Start of Dataset records
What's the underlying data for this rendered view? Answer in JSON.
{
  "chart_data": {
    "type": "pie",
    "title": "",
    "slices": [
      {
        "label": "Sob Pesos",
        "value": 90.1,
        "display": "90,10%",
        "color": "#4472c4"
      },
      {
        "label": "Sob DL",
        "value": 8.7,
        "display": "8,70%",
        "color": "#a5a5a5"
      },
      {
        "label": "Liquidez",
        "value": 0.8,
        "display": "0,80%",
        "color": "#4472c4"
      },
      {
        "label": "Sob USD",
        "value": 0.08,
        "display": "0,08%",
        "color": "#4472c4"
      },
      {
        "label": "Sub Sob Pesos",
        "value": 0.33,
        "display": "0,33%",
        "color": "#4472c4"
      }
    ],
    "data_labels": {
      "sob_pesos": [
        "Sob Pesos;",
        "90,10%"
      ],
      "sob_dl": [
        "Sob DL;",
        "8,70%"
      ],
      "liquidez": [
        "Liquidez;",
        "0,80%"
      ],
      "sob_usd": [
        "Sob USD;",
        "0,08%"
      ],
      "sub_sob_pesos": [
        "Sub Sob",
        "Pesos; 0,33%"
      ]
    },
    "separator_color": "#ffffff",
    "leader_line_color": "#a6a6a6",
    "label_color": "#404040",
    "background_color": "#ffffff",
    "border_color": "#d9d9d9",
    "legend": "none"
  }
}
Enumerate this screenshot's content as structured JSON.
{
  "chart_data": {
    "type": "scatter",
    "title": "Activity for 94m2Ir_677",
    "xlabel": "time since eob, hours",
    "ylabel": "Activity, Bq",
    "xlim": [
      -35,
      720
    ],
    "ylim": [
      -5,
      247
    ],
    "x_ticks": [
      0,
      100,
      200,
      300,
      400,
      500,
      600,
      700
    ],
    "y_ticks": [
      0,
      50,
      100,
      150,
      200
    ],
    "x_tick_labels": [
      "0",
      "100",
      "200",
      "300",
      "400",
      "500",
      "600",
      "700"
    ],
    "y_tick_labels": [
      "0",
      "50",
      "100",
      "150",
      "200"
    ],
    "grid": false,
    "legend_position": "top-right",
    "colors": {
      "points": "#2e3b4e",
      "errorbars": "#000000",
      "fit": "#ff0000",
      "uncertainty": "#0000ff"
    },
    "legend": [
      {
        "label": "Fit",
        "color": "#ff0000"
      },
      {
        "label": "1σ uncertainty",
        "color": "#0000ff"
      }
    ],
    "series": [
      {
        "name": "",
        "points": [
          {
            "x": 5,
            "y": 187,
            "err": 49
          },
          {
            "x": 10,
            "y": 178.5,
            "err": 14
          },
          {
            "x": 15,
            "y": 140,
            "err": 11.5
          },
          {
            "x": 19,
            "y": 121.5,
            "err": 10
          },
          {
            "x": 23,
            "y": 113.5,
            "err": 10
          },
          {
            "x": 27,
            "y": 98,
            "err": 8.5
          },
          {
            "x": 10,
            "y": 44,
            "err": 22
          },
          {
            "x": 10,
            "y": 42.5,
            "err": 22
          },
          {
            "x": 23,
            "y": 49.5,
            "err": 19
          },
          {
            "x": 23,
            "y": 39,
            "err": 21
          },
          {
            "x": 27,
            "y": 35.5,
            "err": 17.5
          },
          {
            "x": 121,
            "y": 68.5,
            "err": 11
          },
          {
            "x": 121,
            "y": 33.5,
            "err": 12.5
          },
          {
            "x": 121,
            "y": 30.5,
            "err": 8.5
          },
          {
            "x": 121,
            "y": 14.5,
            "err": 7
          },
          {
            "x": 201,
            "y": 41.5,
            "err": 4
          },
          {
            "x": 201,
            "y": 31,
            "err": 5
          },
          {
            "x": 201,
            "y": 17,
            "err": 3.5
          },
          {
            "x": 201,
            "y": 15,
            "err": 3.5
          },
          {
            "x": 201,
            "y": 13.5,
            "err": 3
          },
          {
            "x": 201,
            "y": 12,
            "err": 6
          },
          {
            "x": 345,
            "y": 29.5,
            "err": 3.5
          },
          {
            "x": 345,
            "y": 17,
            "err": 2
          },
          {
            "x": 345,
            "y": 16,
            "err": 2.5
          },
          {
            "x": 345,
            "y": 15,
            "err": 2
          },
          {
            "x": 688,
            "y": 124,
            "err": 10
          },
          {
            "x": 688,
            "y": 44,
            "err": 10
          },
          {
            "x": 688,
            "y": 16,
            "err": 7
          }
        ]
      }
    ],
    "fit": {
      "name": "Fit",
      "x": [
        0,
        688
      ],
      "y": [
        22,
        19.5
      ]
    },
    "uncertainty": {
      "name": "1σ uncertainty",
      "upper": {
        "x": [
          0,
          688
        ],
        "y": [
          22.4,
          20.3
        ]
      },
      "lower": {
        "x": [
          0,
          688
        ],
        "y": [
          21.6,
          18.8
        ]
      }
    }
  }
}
End of Dataset records
[Written instruction]:
Quote each line of the data above exactly as written.

[Answer below]:
What's the underlying data for this rendered view? Answer in JSON.
{
  "chart_data": {
    "type": "pie",
    "title": "",
    "slices": [
      {
        "label": "Sob Pesos",
        "value": 90.1,
        "display": "90,10%",
        "color": "#4472c4"
      },
      {
        "label": "Sob DL",
        "value": 8.7,
        "display": "8,70%",
        "color": "#a5a5a5"
      },
      {
        "label": "Liquidez",
        "value": 0.8,
        "display": "0,80%",
        "color": "#4472c4"
      },
      {
        "label": "Sob USD",
        "value": 0.08,
        "display": "0,08%",
        "color": "#4472c4"
      },
      {
        "label": "Sub Sob Pesos",
        "value": 0.33,
        "display": "0,33%",
        "color": "#4472c4"
      }
    ],
    "data_labels": {
      "sob_pesos": [
        "Sob Pesos;",
        "90,10%"
      ],
      "sob_dl": [
        "Sob DL;",
        "8,70%"
      ],
      "liquidez": [
        "Liquidez;",
        "0,80%"
      ],
      "sob_usd": [
        "Sob USD;",
        "0,08%"
      ],
      "sub_sob_pesos": [
        "Sub Sob",
        "Pesos; 0,33%"
      ]
    },
    "separator_color": "#ffffff",
    "leader_line_color": "#a6a6a6",
    "label_color": "#404040",
    "background_color": "#ffffff",
    "border_color": "#d9d9d9",
    "legend": "none"
  }
}
Enumerate this screenshot's content as structured JSON.
{
  "chart_data": {
    "type": "scatter",
    "title": "Activity for 94m2Ir_677",
    "xlabel": "time since eob, hours",
    "ylabel": "Activity, Bq",
    "xlim": [
      -35,
      720
    ],
    "ylim": [
      -5,
      247
    ],
    "x_ticks": [
      0,
      100,
      200,
      300,
      400,
      500,
      600,
      700
    ],
    "y_ticks": [
      0,
      50,
      100,
      150,
      200
    ],
    "x_tick_labels": [
      "0",
      "100",
      "200",
      "300",
      "400",
      "500",
      "600",
      "700"
    ],
    "y_tick_labels": [
      "0",
      "50",
      "100",
      "150",
      "200"
    ],
    "grid": false,
    "legend_position": "top-right",
    "colors": {
      "points": "#2e3b4e",
      "errorbars": "#000000",
      "fit": "#ff0000",
      "uncertainty": "#0000ff"
    },
    "legend": [
      {
        "label": "Fit",
        "color": "#ff0000"
      },
      {
        "label": "1σ uncertainty",
        "color": "#0000ff"
      }
    ],
    "series": [
      {
        "name": "",
        "points": [
          {
            "x": 5,
            "y": 187,
            "err": 49
          },
          {
            "x": 10,
            "y": 178.5,
            "err": 14
          },
          {
            "x": 15,
            "y": 140,
            "err": 11.5
          },
          {
            "x": 19,
            "y": 121.5,
            "err": 10
          },
          {
            "x": 23,
            "y": 113.5,
            "err": 10
          },
          {
            "x": 27,
            "y": 98,
            "err": 8.5
          },
          {
            "x": 10,
            "y": 44,
            "err": 22
          },
          {
            "x": 10,
            "y": 42.5,
            "err": 22
          },
          {
            "x": 23,
            "y": 49.5,
            "err": 19
          },
          {
            "x": 23,
            "y": 39,
            "err": 21
          },
          {
            "x": 27,
            "y": 35.5,
            "err": 17.5
          },
          {
            "x": 121,
            "y": 68.5,
            "err": 11
          },
          {
            "x": 121,
            "y": 33.5,
            "err": 12.5
          },
          {
            "x": 121,
            "y": 30.5,
            "err": 8.5
          },
          {
            "x": 121,
            "y": 14.5,
            "err": 7
          },
          {
            "x": 201,
            "y": 41.5,
            "err": 4
          },
          {
            "x": 201,
            "y": 31,
            "err": 5
          },
          {
            "x": 201,
            "y": 17,
            "err": 3.5
          },
          {
            "x": 201,
            "y": 15,
            "err": 3.5
          },
          {
            "x": 201,
            "y": 13.5,
            "err": 3
          },
          {
            "x": 201,
            "y": 12,
            "err": 6
          },
          {
            "x": 345,
            "y": 29.5,
            "err": 3.5
          },
          {
            "x": 345,
            "y": 17,
            "err": 2
          },
          {
            "x": 345,
            "y": 16,
            "err": 2.5
          },
          {
            "x": 345,
            "y": 15,
            "err": 2
          },
          {
            "x": 688,
            "y": 124,
            "err": 10
          },
          {
            "x": 688,
            "y": 44,
            "err": 10
          },
          {
            "x": 688,
            "y": 16,
            "err": 7
          }
        ]
      }
    ],
    "fit": {
      "name": "Fit",
      "x": [
        0,
        688
      ],
      "y": [
        22,
        19.5
      ]
    },
    "uncertainty": {
      "name": "1σ uncertainty",
      "upper": {
        "x": [
          0,
          688
        ],
        "y": [
          22.4,
          20.3
        ]
      },
      "lower": {
        "x": [
          0,
          688
        ],
        "y": [
          21.6,
          18.8
        ]
      }
    }
  }
}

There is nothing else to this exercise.